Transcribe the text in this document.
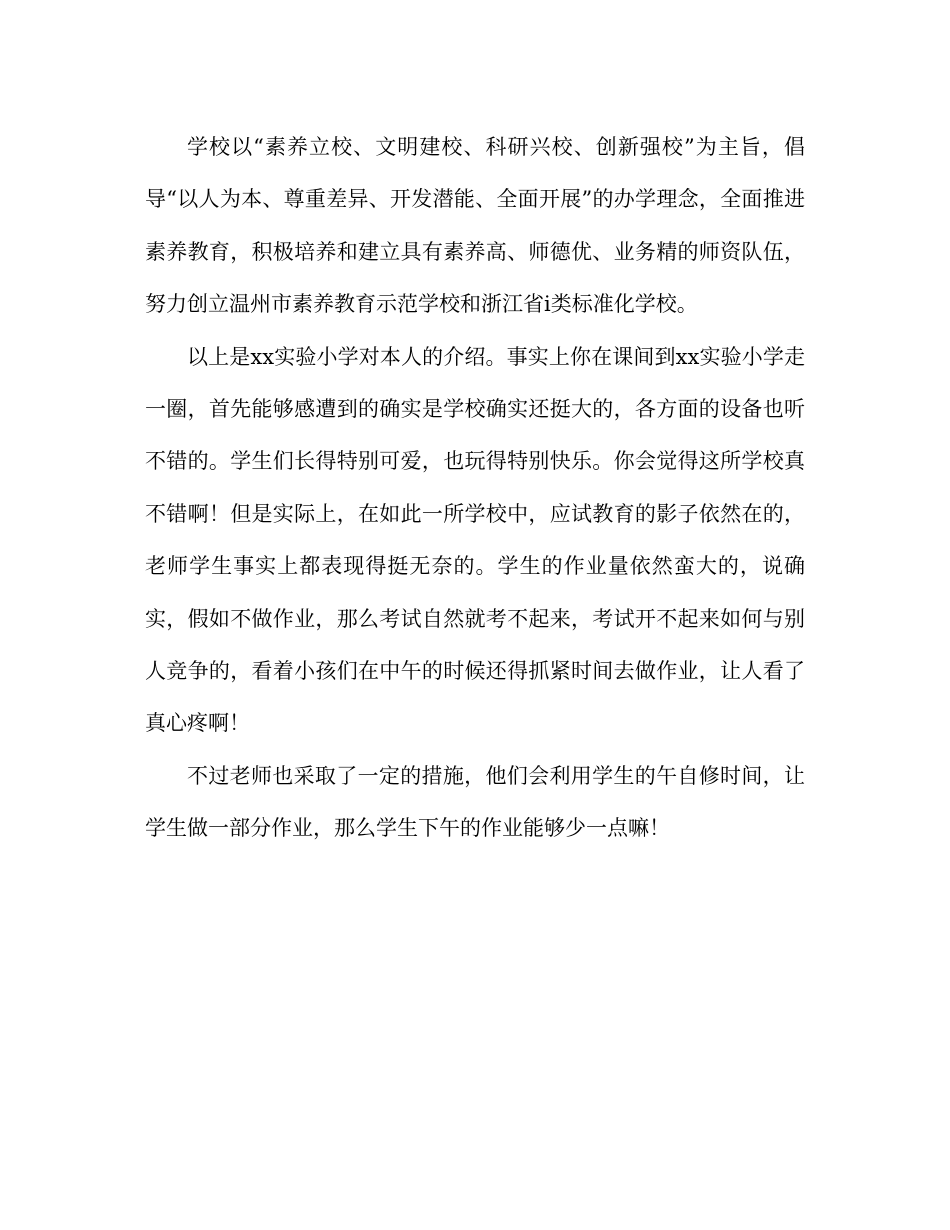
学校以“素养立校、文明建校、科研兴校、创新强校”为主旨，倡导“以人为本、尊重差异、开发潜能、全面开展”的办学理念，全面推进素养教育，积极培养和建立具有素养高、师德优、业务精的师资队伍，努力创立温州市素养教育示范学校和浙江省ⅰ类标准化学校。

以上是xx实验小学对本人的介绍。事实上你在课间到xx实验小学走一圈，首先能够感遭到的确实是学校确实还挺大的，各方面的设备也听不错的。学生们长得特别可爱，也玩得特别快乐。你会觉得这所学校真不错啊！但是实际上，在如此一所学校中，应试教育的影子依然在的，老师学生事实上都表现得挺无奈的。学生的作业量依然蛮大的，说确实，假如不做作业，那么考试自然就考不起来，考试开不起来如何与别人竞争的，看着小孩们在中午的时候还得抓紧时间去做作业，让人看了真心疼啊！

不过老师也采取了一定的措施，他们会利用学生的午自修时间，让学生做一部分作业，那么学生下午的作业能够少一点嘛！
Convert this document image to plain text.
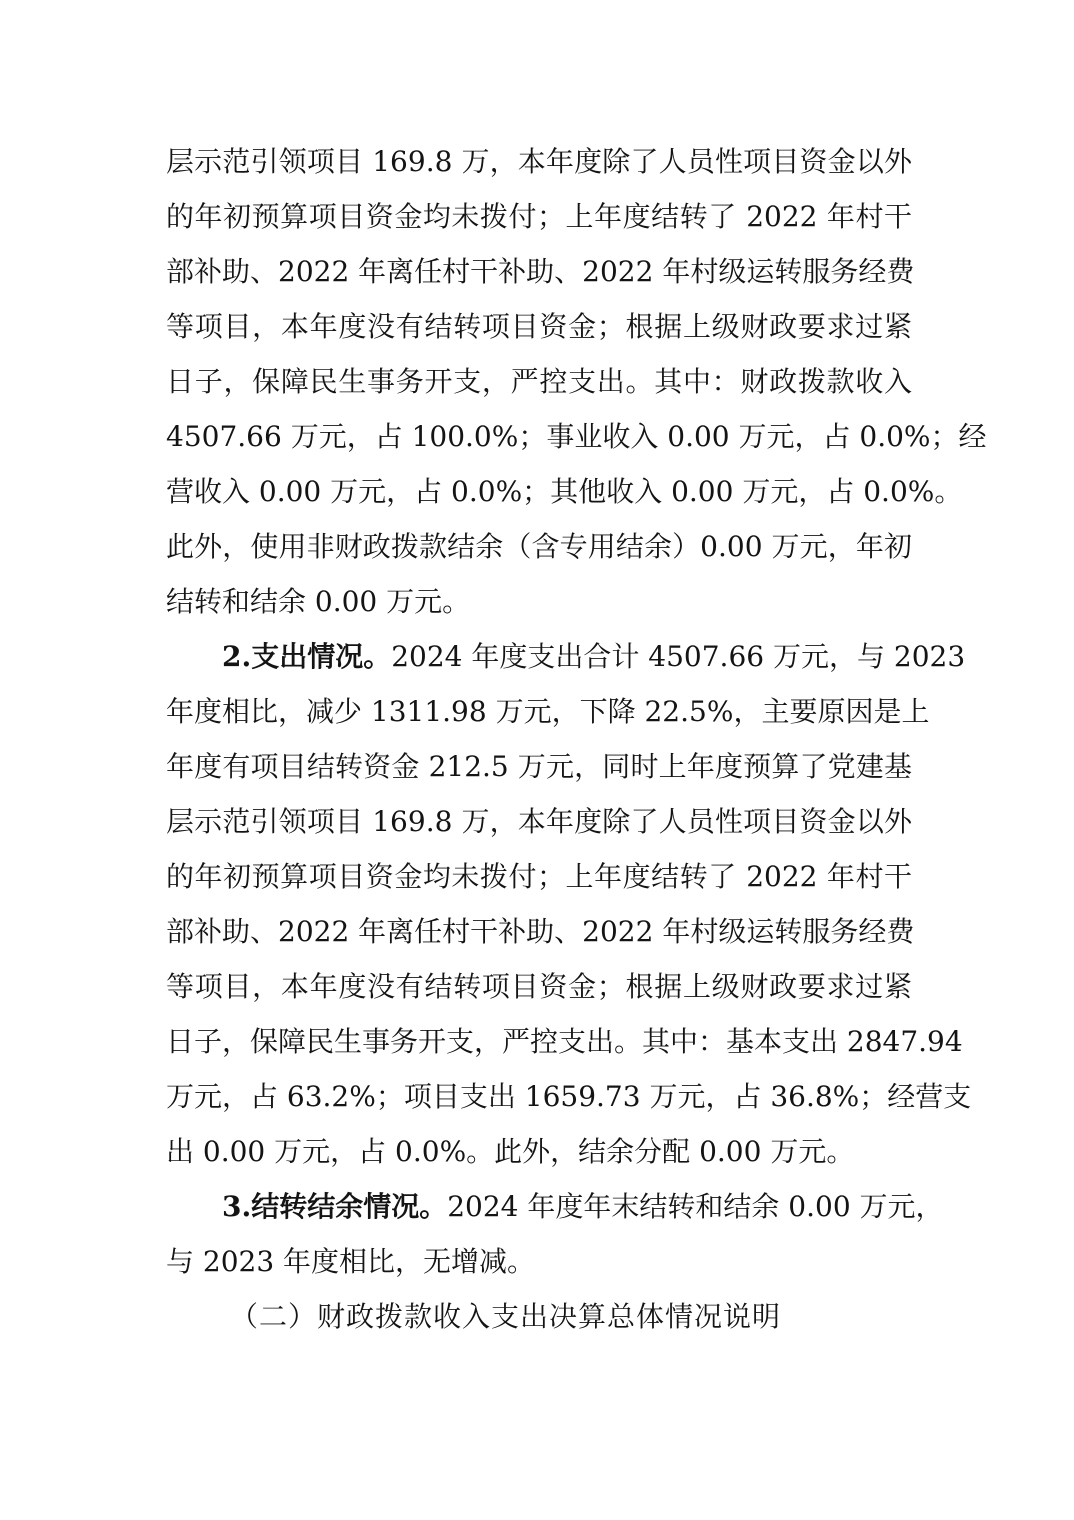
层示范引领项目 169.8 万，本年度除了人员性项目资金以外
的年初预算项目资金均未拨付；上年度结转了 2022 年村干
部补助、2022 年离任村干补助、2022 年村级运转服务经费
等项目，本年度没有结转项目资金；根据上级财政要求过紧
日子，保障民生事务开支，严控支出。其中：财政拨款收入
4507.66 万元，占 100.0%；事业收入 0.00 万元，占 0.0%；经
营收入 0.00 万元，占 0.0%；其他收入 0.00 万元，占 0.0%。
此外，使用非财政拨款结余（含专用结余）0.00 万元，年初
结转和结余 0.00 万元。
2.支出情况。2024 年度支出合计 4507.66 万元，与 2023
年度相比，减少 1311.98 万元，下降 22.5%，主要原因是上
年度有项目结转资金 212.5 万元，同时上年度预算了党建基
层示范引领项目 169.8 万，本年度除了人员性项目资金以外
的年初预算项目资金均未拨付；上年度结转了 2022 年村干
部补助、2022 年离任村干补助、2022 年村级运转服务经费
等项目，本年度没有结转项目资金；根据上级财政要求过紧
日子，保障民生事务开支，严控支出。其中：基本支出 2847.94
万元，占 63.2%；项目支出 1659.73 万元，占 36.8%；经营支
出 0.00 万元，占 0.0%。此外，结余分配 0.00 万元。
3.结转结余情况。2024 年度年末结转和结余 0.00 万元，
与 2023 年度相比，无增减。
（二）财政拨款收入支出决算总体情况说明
☆ ☆ ☆
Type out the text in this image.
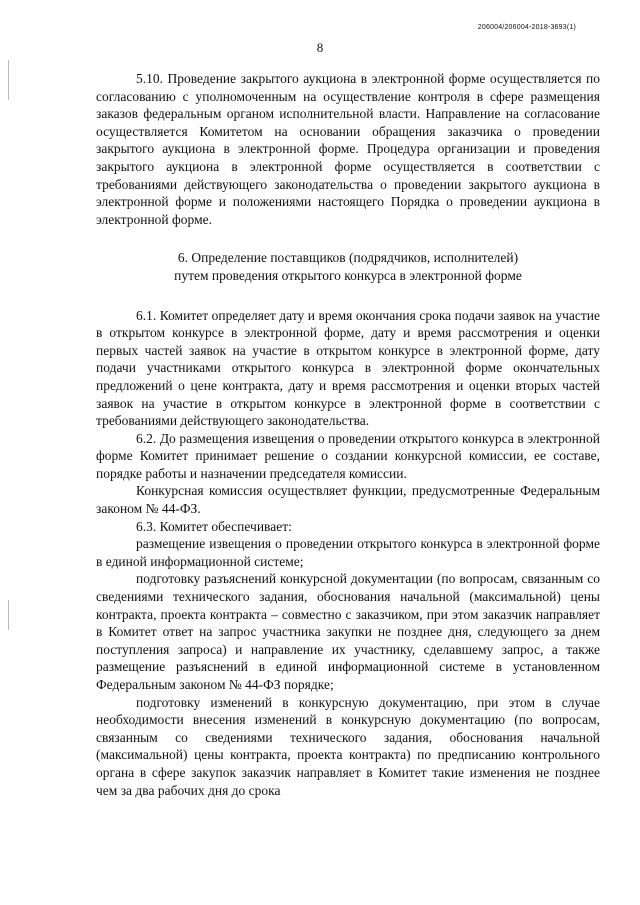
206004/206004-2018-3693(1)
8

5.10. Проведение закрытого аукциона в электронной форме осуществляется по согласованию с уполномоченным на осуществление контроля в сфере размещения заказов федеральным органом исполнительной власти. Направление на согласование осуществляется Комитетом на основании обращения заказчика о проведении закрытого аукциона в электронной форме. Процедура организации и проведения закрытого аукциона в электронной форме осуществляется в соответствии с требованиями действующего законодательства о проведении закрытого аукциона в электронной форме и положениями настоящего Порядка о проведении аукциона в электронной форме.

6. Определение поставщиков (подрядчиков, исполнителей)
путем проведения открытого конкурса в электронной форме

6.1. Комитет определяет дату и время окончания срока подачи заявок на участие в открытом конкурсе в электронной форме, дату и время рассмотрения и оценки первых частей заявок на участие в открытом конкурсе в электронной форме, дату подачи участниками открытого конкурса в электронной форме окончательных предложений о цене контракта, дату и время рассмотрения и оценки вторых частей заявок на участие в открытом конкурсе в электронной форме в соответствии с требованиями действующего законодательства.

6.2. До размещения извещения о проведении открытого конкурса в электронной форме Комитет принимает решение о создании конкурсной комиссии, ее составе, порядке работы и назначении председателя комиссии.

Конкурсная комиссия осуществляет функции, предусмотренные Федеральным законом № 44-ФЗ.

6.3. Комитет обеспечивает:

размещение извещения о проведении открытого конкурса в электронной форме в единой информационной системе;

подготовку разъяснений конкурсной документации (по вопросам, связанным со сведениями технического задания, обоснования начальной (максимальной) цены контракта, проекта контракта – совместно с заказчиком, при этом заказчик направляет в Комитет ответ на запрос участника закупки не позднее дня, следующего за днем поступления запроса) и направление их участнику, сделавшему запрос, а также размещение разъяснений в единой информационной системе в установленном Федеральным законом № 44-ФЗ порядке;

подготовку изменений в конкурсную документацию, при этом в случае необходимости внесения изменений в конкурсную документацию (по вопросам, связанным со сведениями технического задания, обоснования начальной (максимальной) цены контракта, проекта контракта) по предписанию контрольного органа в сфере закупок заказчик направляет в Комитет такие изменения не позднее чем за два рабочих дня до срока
☆ ☆ ☆
* **Stated exercise**: Copy out each line in the listing that has the word "извещения".

* **Answer below**:
6.2. До размещения извещения о проведении открытого конкурса в электронной форме Комитет принимает решение о создании конкурсной комиссии, ее составе, порядке работы и назначении председателя комиссии.
размещение извещения о проведении открытого конкурса в электронной форме в единой информационной системе;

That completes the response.